WORK REQUIRED: Search the entries below. Return every line that has "other" in it.
#### THE INPUT
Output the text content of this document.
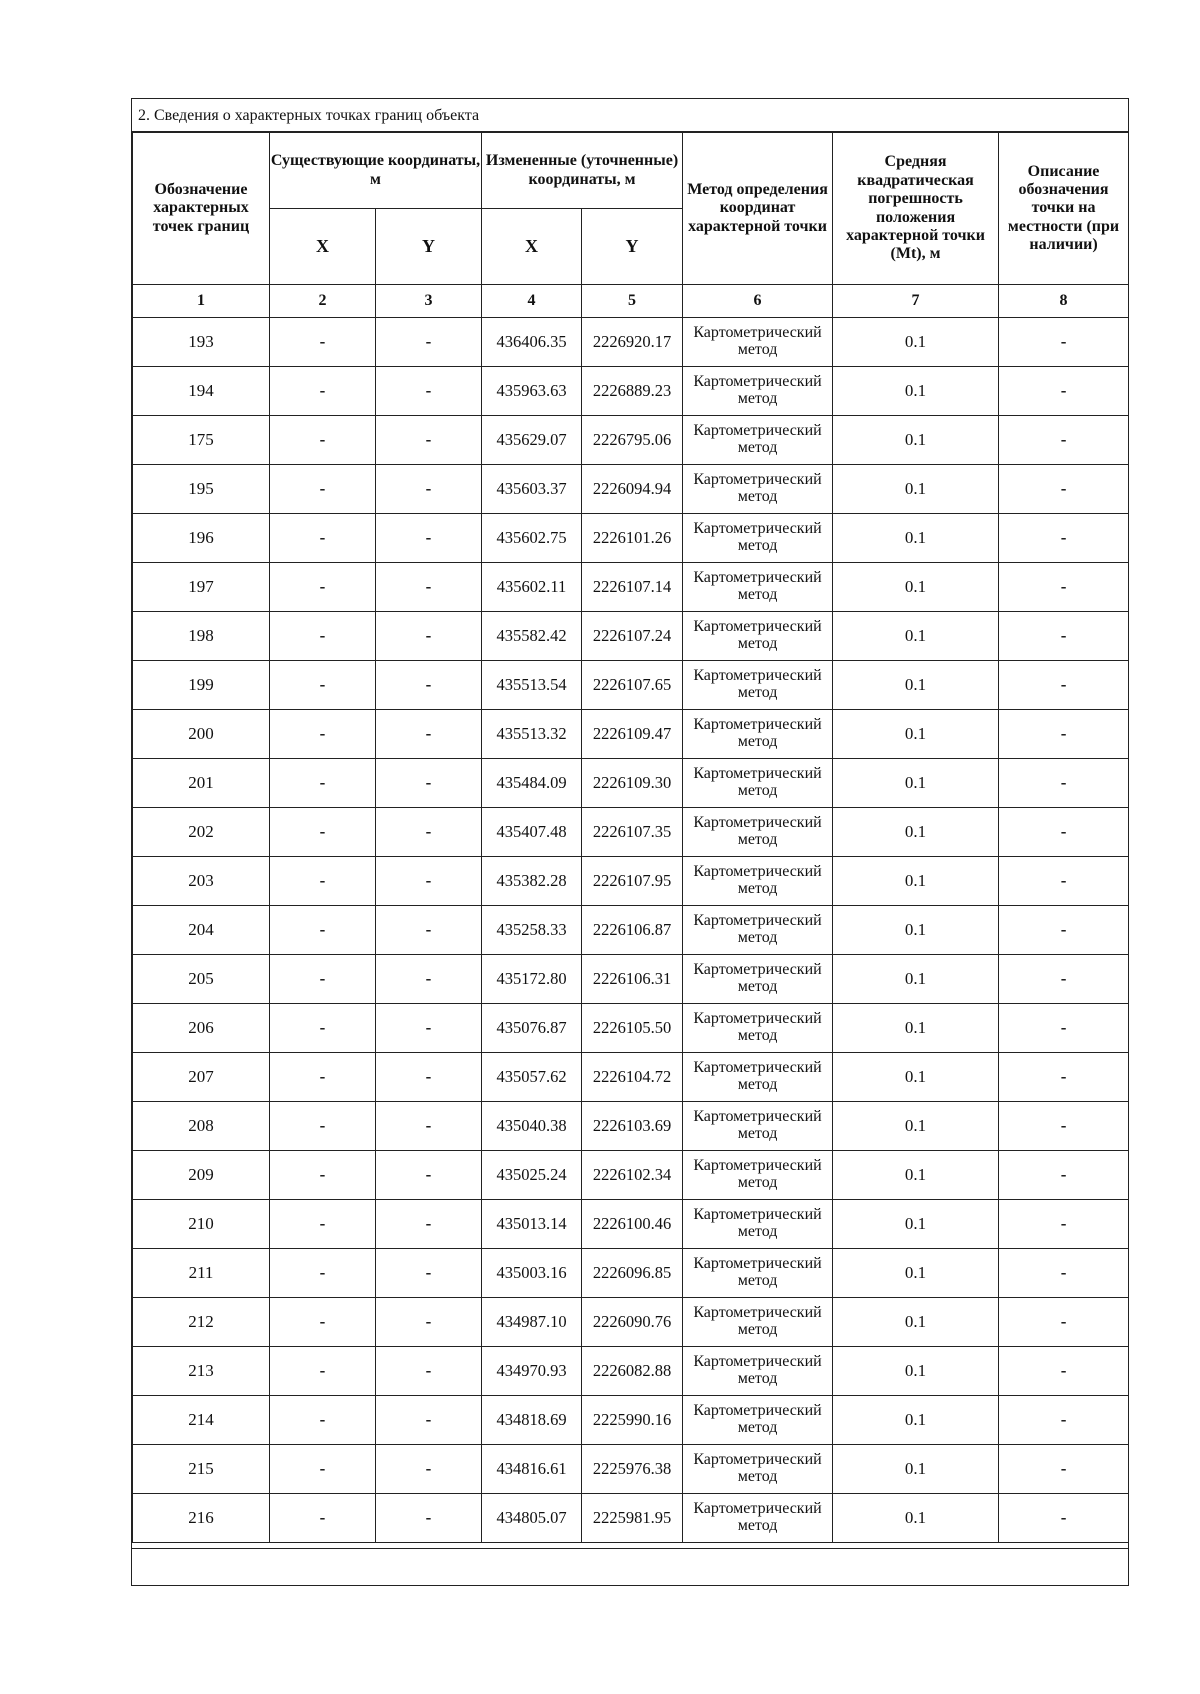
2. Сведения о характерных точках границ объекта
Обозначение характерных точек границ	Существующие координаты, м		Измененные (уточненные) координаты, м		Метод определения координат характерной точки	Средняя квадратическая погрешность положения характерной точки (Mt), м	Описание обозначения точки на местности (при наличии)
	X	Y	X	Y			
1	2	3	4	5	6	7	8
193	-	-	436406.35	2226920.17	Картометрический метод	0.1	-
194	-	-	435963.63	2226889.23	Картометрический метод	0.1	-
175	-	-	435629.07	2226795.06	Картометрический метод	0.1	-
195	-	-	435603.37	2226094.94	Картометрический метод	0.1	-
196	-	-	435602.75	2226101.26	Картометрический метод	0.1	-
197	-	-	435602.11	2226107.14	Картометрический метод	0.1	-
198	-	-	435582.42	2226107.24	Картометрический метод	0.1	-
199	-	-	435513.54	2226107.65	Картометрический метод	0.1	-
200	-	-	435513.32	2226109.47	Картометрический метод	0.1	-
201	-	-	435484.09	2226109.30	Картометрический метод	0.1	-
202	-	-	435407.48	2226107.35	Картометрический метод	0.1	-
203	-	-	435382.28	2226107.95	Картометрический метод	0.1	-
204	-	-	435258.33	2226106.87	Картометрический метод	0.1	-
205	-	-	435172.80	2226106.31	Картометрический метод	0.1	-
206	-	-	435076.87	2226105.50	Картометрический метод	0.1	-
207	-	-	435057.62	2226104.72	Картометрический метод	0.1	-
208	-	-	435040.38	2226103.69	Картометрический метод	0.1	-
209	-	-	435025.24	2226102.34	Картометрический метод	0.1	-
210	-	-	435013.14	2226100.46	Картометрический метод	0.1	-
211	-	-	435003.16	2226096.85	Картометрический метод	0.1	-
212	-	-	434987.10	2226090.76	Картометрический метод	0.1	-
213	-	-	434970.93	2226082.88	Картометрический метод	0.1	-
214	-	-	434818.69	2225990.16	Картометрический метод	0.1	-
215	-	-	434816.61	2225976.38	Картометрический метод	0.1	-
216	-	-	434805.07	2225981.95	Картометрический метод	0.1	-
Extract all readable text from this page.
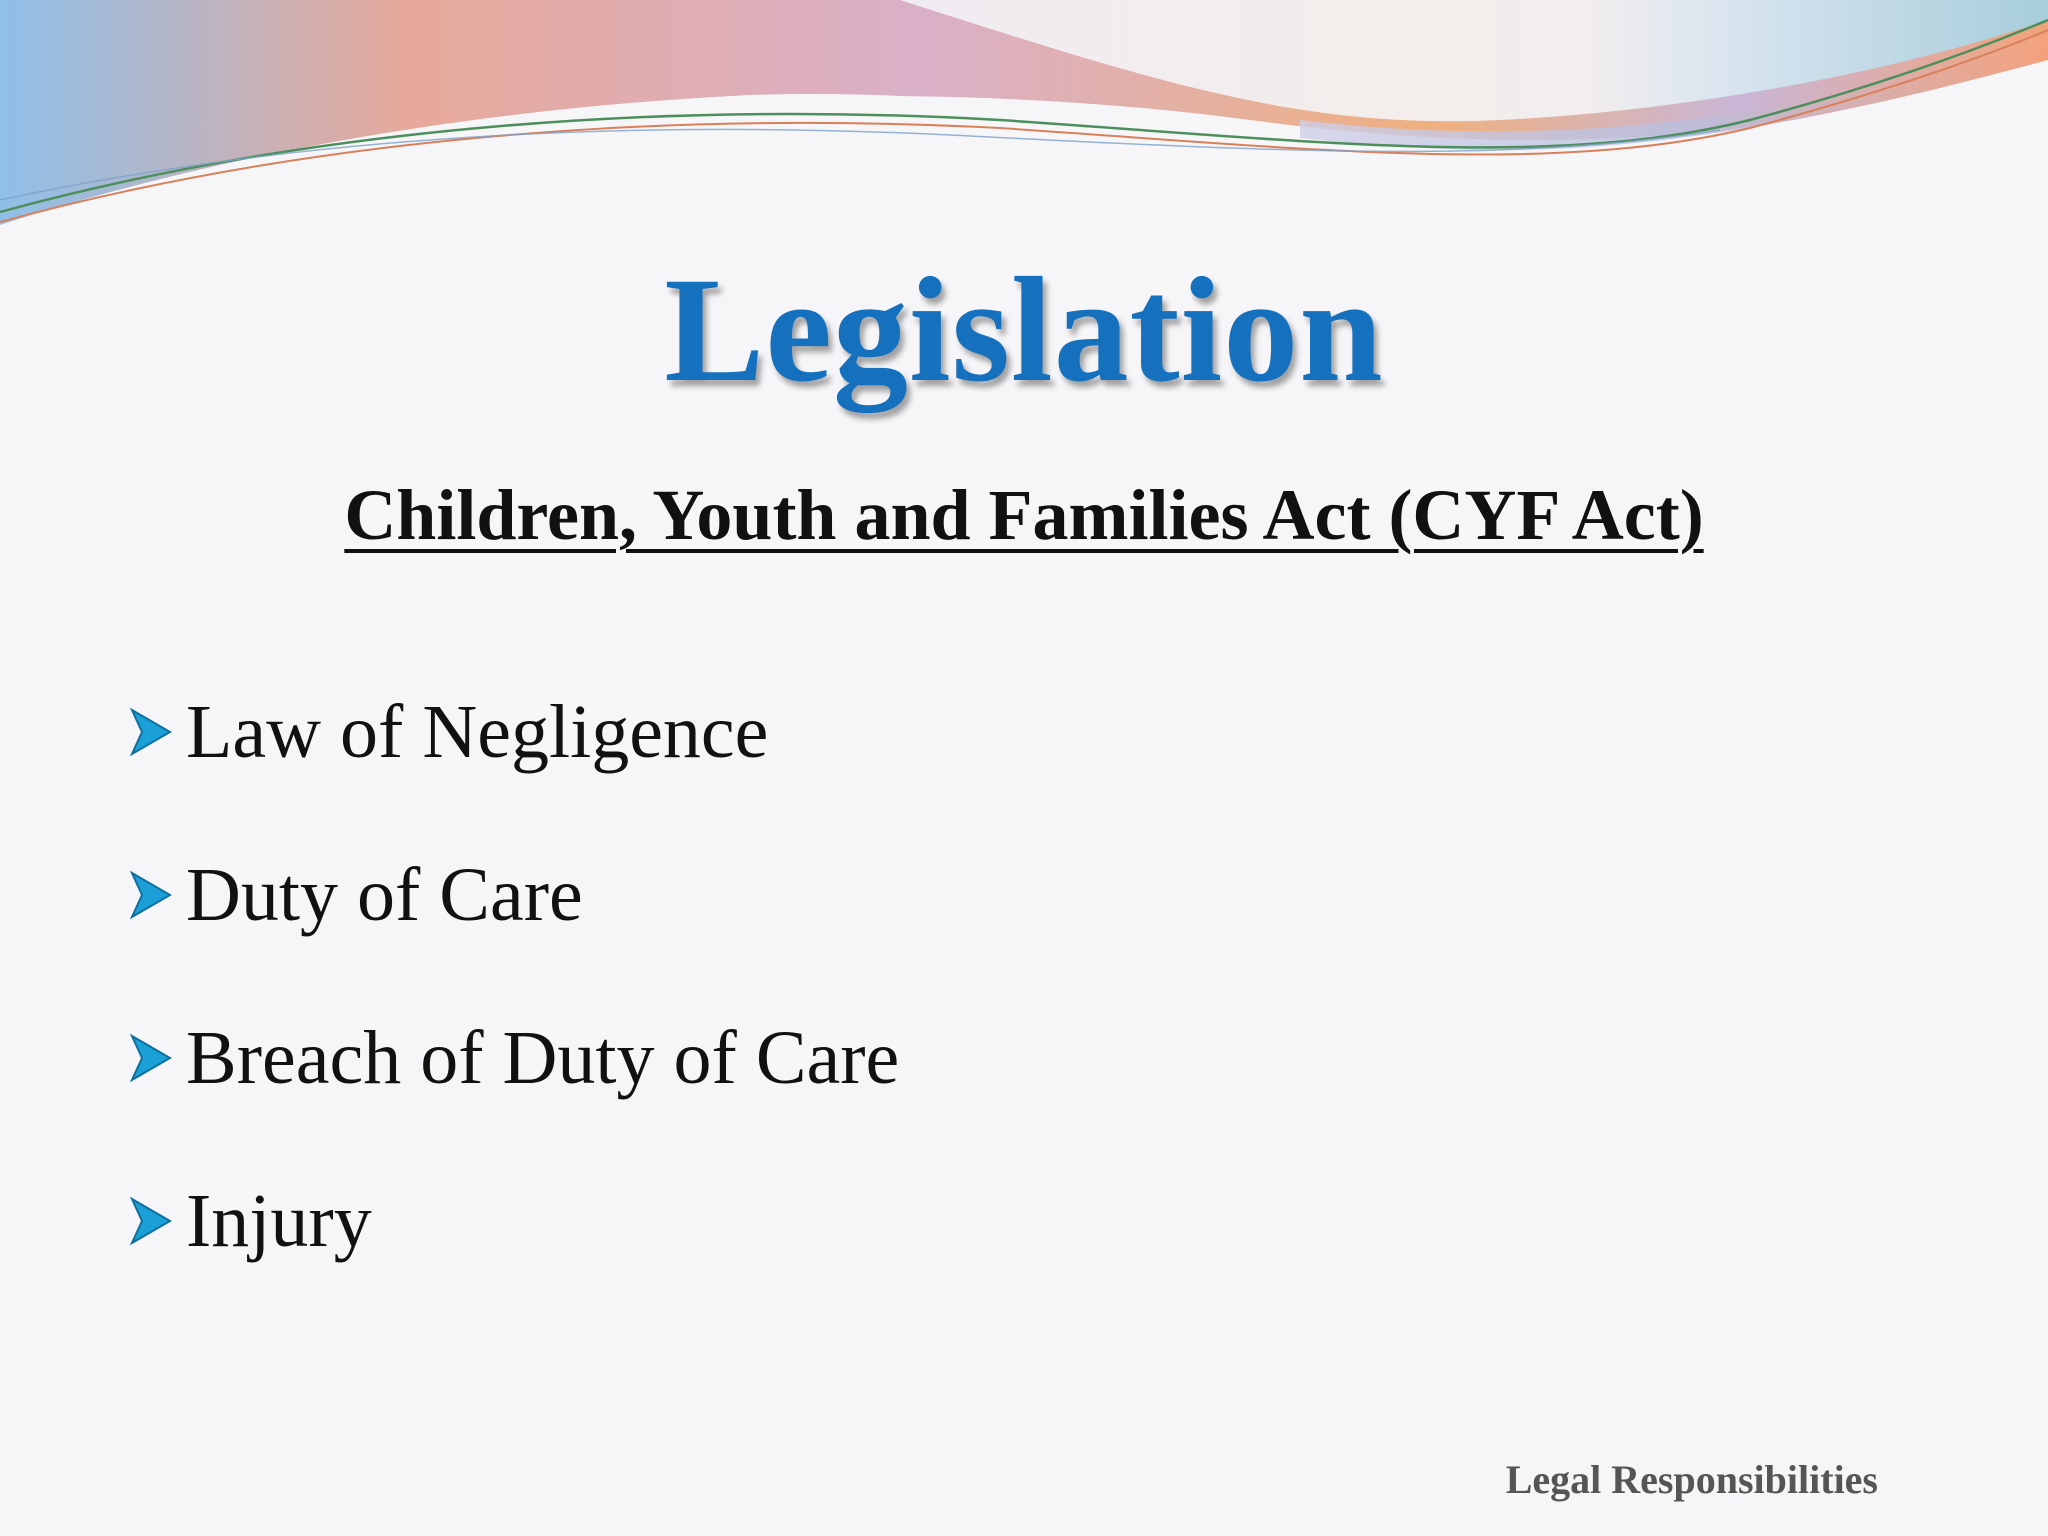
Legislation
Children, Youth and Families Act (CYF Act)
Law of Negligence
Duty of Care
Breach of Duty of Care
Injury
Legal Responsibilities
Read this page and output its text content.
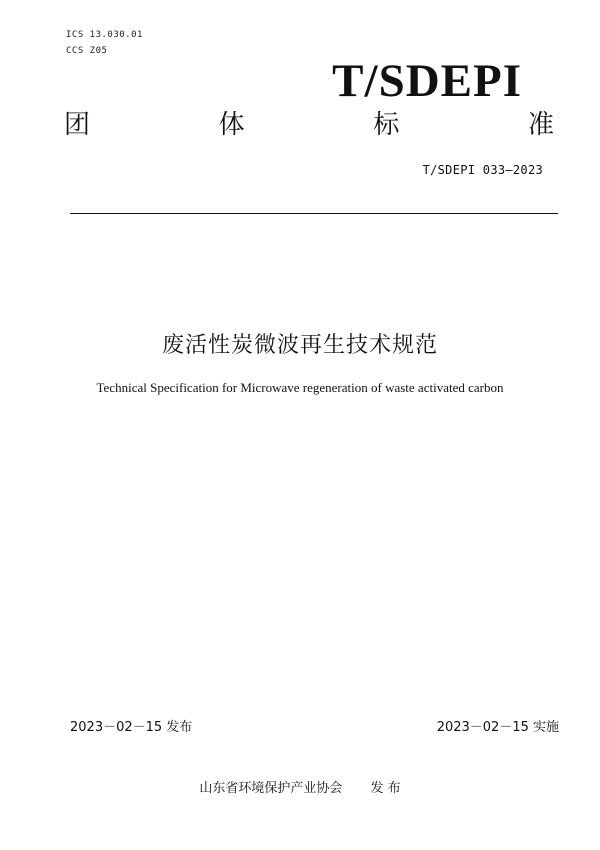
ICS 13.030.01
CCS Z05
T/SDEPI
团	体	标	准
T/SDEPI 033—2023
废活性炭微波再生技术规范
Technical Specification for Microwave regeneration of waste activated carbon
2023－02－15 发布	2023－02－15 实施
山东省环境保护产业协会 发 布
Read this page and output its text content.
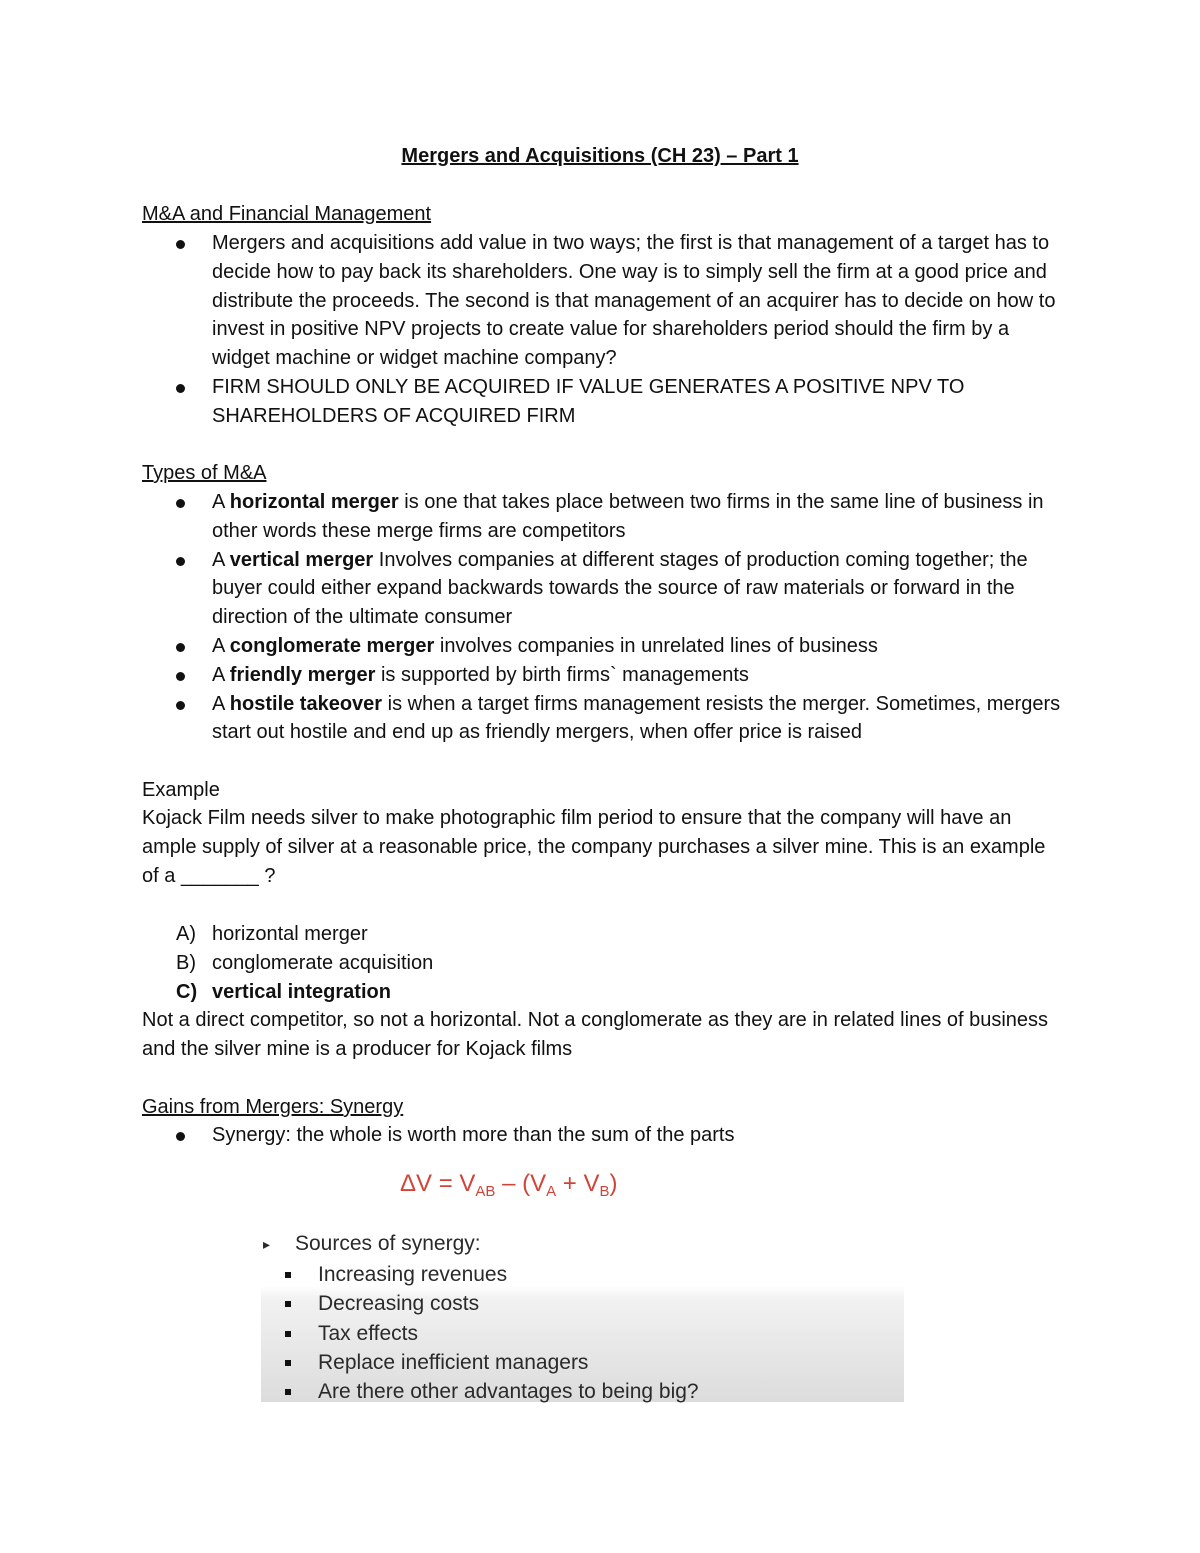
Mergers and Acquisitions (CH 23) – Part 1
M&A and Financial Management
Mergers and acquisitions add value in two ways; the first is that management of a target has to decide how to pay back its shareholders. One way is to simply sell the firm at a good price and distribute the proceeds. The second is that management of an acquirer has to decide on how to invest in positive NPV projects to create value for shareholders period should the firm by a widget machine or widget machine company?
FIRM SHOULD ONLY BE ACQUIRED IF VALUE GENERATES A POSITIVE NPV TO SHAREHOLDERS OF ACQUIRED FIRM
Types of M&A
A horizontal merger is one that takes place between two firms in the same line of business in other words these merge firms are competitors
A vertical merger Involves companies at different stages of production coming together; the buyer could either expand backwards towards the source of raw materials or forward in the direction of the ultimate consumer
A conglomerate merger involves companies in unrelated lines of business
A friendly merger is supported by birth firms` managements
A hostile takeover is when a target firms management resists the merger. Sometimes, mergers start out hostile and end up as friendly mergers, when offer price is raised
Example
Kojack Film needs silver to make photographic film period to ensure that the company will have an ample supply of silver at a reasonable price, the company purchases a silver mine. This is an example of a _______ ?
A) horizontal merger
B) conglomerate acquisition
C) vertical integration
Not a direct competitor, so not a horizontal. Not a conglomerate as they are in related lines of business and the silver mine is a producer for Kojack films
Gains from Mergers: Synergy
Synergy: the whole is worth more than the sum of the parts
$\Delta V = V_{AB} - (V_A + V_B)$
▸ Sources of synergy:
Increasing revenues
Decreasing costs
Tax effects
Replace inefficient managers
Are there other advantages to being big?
########
SOLVED EXERCISE:
A horizontal merger is one that takes place between two firms in the same line of business in other words these merge firms are competitors
Are there other advantages to being big?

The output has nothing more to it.